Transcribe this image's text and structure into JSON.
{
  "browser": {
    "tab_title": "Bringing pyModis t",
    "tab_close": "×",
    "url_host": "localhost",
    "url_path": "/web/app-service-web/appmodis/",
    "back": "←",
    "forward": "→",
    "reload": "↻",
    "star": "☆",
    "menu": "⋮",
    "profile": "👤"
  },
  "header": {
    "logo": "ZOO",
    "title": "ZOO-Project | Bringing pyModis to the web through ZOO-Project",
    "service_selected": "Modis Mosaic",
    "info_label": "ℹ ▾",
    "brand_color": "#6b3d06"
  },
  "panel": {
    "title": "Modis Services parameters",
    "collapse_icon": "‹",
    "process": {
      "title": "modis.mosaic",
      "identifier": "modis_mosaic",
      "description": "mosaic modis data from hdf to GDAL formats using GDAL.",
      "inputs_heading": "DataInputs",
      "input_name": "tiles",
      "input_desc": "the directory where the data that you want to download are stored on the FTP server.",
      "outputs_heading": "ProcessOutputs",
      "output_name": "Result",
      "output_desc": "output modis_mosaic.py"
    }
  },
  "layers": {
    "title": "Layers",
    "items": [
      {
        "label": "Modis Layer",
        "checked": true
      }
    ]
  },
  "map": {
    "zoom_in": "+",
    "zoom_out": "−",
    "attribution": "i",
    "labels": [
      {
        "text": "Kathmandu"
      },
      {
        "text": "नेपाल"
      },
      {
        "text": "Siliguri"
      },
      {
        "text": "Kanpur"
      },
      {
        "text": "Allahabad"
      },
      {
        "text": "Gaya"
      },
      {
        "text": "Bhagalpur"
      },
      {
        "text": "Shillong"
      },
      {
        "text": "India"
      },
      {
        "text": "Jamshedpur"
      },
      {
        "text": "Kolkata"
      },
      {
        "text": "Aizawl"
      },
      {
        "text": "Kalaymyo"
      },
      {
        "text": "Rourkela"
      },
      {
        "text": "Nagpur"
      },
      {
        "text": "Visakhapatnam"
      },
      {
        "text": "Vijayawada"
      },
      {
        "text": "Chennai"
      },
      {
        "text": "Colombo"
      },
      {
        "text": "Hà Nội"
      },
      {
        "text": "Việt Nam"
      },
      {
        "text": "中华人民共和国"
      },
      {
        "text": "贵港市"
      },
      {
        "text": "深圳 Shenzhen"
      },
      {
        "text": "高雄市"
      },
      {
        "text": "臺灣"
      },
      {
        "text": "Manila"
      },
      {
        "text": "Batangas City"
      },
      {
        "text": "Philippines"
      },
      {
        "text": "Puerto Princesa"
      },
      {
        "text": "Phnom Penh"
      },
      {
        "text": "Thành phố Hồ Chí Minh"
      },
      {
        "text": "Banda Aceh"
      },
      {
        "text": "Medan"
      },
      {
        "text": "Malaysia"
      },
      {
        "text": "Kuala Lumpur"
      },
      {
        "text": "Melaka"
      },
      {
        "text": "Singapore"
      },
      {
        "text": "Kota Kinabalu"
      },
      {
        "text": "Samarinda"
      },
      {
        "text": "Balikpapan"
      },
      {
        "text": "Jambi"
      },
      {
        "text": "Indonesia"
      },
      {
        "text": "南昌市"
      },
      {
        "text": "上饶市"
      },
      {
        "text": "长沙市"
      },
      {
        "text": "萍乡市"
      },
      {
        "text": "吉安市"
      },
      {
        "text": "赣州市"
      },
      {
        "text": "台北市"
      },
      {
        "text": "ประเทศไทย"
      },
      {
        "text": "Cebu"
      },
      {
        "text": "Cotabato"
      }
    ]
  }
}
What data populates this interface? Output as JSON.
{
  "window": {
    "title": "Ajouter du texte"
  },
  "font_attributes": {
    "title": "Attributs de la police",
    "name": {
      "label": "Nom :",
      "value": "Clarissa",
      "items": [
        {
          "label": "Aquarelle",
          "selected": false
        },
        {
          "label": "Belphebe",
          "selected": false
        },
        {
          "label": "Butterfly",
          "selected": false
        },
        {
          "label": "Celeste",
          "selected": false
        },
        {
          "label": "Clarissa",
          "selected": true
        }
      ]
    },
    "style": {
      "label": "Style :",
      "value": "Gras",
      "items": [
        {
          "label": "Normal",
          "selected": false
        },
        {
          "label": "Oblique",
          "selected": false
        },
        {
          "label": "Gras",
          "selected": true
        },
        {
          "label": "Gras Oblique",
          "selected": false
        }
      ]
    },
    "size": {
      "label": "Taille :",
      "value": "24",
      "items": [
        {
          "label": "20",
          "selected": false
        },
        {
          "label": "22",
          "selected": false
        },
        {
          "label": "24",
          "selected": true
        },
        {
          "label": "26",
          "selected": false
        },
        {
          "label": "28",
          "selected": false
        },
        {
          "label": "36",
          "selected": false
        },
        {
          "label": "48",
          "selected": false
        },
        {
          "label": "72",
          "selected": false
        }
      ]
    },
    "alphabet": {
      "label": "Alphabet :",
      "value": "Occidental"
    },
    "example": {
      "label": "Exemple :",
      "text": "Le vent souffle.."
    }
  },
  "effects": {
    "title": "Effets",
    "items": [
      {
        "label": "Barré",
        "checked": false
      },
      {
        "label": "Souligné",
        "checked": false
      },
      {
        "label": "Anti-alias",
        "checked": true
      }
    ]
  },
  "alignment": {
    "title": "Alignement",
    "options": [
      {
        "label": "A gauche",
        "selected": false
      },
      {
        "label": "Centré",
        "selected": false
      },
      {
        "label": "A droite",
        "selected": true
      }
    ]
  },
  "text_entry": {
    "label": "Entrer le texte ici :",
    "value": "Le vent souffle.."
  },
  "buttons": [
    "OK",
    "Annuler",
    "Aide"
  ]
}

### Request
Write out every entry again exactly, please, with nothing missing.

### Exercise response
Transcribe this image's text and structure into JSON.
{
  "browser": {
    "tab_title": "Bringing pyModis t",
    "tab_close": "×",
    "url_host": "localhost",
    "url_path": "/web/app-service-web/appmodis/",
    "back": "←",
    "forward": "→",
    "reload": "↻",
    "star": "☆",
    "menu": "⋮",
    "profile": "👤"
  },
  "header": {
    "logo": "ZOO",
    "title": "ZOO-Project | Bringing pyModis to the web through ZOO-Project",
    "service_selected": "Modis Mosaic",
    "info_label": "ℹ ▾",
    "brand_color": "#6b3d06"
  },
  "panel": {
    "title": "Modis Services parameters",
    "collapse_icon": "‹",
    "process": {
      "title": "modis.mosaic",
      "identifier": "modis_mosaic",
      "description": "mosaic modis data from hdf to GDAL formats using GDAL.",
      "inputs_heading": "DataInputs",
      "input_name": "tiles",
      "input_desc": "the directory where the data that you want to download are stored on the FTP server.",
      "outputs_heading": "ProcessOutputs",
      "output_name": "Result",
      "output_desc": "output modis_mosaic.py"
    }
  },
  "layers": {
    "title": "Layers",
    "items": [
      {
        "label": "Modis Layer",
        "checked": true
      }
    ]
  },
  "map": {
    "zoom_in": "+",
    "zoom_out": "−",
    "attribution": "i",
    "labels": [
      {
        "text": "Kathmandu"
      },
      {
        "text": "नेपाल"
      },
      {
        "text": "Siliguri"
      },
      {
        "text": "Kanpur"
      },
      {
        "text": "Allahabad"
      },
      {
        "text": "Gaya"
      },
      {
        "text": "Bhagalpur"
      },
      {
        "text": "Shillong"
      },
      {
        "text": "India"
      },
      {
        "text": "Jamshedpur"
      },
      {
        "text": "Kolkata"
      },
      {
        "text": "Aizawl"
      },
      {
        "text": "Kalaymyo"
      },
      {
        "text": "Rourkela"
      },
      {
        "text": "Nagpur"
      },
      {
        "text": "Visakhapatnam"
      },
      {
        "text": "Vijayawada"
      },
      {
        "text": "Chennai"
      },
      {
        "text": "Colombo"
      },
      {
        "text": "Hà Nội"
      },
      {
        "text": "Việt Nam"
      },
      {
        "text": "中华人民共和国"
      },
      {
        "text": "贵港市"
      },
      {
        "text": "深圳 Shenzhen"
      },
      {
        "text": "高雄市"
      },
      {
        "text": "臺灣"
      },
      {
        "text": "Manila"
      },
      {
        "text": "Batangas City"
      },
      {
        "text": "Philippines"
      },
      {
        "text": "Puerto Princesa"
      },
      {
        "text": "Phnom Penh"
      },
      {
        "text": "Thành phố Hồ Chí Minh"
      },
      {
        "text": "Banda Aceh"
      },
      {
        "text": "Medan"
      },
      {
        "text": "Malaysia"
      },
      {
        "text": "Kuala Lumpur"
      },
      {
        "text": "Melaka"
      },
      {
        "text": "Singapore"
      },
      {
        "text": "Kota Kinabalu"
      },
      {
        "text": "Samarinda"
      },
      {
        "text": "Balikpapan"
      },
      {
        "text": "Jambi"
      },
      {
        "text": "Indonesia"
      },
      {
        "text": "南昌市"
      },
      {
        "text": "上饶市"
      },
      {
        "text": "长沙市"
      },
      {
        "text": "萍乡市"
      },
      {
        "text": "吉安市"
      },
      {
        "text": "赣州市"
      },
      {
        "text": "台北市"
      },
      {
        "text": "ประเทศไทย"
      },
      {
        "text": "Cebu"
      },
      {
        "text": "Cotabato"
      }
    ]
  }
}
What data populates this interface? Output as JSON.
{
  "window": {
    "title": "Ajouter du texte"
  },
  "font_attributes": {
    "title": "Attributs de la police",
    "name": {
      "label": "Nom :",
      "value": "Clarissa",
      "items": [
        {
          "label": "Aquarelle",
          "selected": false
        },
        {
          "label": "Belphebe",
          "selected": false
        },
        {
          "label": "Butterfly",
          "selected": false
        },
        {
          "label": "Celeste",
          "selected": false
        },
        {
          "label": "Clarissa",
          "selected": true
        }
      ]
    },
    "style": {
      "label": "Style :",
      "value": "Gras",
      "items": [
        {
          "label": "Normal",
          "selected": false
        },
        {
          "label": "Oblique",
          "selected": false
        },
        {
          "label": "Gras",
          "selected": true
        },
        {
          "label": "Gras Oblique",
          "selected": false
        }
      ]
    },
    "size": {
      "label": "Taille :",
      "value": "24",
      "items": [
        {
          "label": "20",
          "selected": false
        },
        {
          "label": "22",
          "selected": false
        },
        {
          "label": "24",
          "selected": true
        },
        {
          "label": "26",
          "selected": false
        },
        {
          "label": "28",
          "selected": false
        },
        {
          "label": "36",
          "selected": false
        },
        {
          "label": "48",
          "selected": false
        },
        {
          "label": "72",
          "selected": false
        }
      ]
    },
    "alphabet": {
      "label": "Alphabet :",
      "value": "Occidental"
    },
    "example": {
      "label": "Exemple :",
      "text": "Le vent souffle.."
    }
  },
  "effects": {
    "title": "Effets",
    "items": [
      {
        "label": "Barré",
        "checked": false
      },
      {
        "label": "Souligné",
        "checked": false
      },
      {
        "label": "Anti-alias",
        "checked": true
      }
    ]
  },
  "alignment": {
    "title": "Alignement",
    "options": [
      {
        "label": "A gauche",
        "selected": false
      },
      {
        "label": "Centré",
        "selected": false
      },
      {
        "label": "A droite",
        "selected": true
      }
    ]
  },
  "text_entry": {
    "label": "Entrer le texte ici :",
    "value": "Le vent souffle.."
  },
  "buttons": [
    "OK",
    "Annuler",
    "Aide"
  ]
}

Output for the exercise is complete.